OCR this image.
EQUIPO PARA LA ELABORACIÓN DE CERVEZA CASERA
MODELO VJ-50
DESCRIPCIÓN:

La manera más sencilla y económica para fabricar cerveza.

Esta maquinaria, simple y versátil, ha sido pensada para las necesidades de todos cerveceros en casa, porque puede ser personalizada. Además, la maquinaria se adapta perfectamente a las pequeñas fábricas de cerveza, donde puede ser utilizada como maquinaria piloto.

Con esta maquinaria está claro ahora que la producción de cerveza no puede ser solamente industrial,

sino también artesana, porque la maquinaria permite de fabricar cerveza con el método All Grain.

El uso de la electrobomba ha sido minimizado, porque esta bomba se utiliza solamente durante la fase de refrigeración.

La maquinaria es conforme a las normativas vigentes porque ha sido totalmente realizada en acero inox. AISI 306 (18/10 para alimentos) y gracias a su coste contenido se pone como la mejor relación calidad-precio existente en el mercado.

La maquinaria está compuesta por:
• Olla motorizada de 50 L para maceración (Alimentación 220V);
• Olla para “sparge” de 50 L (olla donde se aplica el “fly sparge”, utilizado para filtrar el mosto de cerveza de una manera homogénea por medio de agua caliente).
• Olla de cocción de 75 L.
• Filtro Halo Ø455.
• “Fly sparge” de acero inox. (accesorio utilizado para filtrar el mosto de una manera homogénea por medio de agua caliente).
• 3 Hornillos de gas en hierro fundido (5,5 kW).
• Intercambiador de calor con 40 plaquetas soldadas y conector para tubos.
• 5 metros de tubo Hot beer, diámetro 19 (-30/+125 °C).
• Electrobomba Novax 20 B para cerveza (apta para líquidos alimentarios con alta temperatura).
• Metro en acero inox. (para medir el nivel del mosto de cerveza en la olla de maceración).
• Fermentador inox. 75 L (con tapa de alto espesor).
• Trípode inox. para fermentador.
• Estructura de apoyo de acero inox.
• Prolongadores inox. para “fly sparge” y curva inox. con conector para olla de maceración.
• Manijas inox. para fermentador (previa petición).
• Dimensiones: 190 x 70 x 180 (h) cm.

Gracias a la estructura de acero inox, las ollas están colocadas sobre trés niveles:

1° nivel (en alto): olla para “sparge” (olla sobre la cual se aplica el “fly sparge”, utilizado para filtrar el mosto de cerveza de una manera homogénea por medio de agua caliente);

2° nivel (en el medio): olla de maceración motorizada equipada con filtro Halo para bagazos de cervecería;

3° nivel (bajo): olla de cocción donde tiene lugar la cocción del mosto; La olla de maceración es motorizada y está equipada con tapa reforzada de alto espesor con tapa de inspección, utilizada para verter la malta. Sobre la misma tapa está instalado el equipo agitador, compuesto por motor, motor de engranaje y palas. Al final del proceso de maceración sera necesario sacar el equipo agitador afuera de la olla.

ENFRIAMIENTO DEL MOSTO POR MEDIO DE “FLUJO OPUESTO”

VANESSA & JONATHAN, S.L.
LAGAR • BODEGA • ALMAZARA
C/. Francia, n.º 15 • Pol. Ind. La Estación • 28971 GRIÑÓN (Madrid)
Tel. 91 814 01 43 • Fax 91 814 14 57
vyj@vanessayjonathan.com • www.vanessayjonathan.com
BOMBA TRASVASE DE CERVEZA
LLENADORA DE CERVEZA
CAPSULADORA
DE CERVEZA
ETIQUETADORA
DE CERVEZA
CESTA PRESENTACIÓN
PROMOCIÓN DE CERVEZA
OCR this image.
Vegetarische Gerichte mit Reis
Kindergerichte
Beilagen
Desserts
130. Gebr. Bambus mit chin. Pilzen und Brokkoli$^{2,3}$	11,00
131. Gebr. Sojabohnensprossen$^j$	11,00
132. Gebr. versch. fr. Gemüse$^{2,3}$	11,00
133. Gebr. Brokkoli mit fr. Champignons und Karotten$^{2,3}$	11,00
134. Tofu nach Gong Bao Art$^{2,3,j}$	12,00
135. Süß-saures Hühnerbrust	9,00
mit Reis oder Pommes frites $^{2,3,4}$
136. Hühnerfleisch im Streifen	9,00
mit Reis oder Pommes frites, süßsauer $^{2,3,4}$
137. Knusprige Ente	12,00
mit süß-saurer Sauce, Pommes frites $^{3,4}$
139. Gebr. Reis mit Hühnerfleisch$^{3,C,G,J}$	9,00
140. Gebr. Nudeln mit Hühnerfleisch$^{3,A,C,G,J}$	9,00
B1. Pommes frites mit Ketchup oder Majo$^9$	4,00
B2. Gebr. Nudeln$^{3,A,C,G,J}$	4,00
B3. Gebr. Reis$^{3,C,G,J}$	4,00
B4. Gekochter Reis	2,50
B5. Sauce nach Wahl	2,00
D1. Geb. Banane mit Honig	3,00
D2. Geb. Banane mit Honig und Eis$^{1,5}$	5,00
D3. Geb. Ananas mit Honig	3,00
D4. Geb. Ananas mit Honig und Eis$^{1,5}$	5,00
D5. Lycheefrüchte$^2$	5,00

▸ **TO BE DONE**
Where a line above contains the word "oder", copy that line.

▸ **WRITTEN RESPONSE**
mit Reis oder Pommes frites $^{2,3,4}$
mit Reis oder Pommes frites, süßsauer $^{2,3,4}$
B1. Pommes frites mit Ketchup oder Majo$^9$	4,00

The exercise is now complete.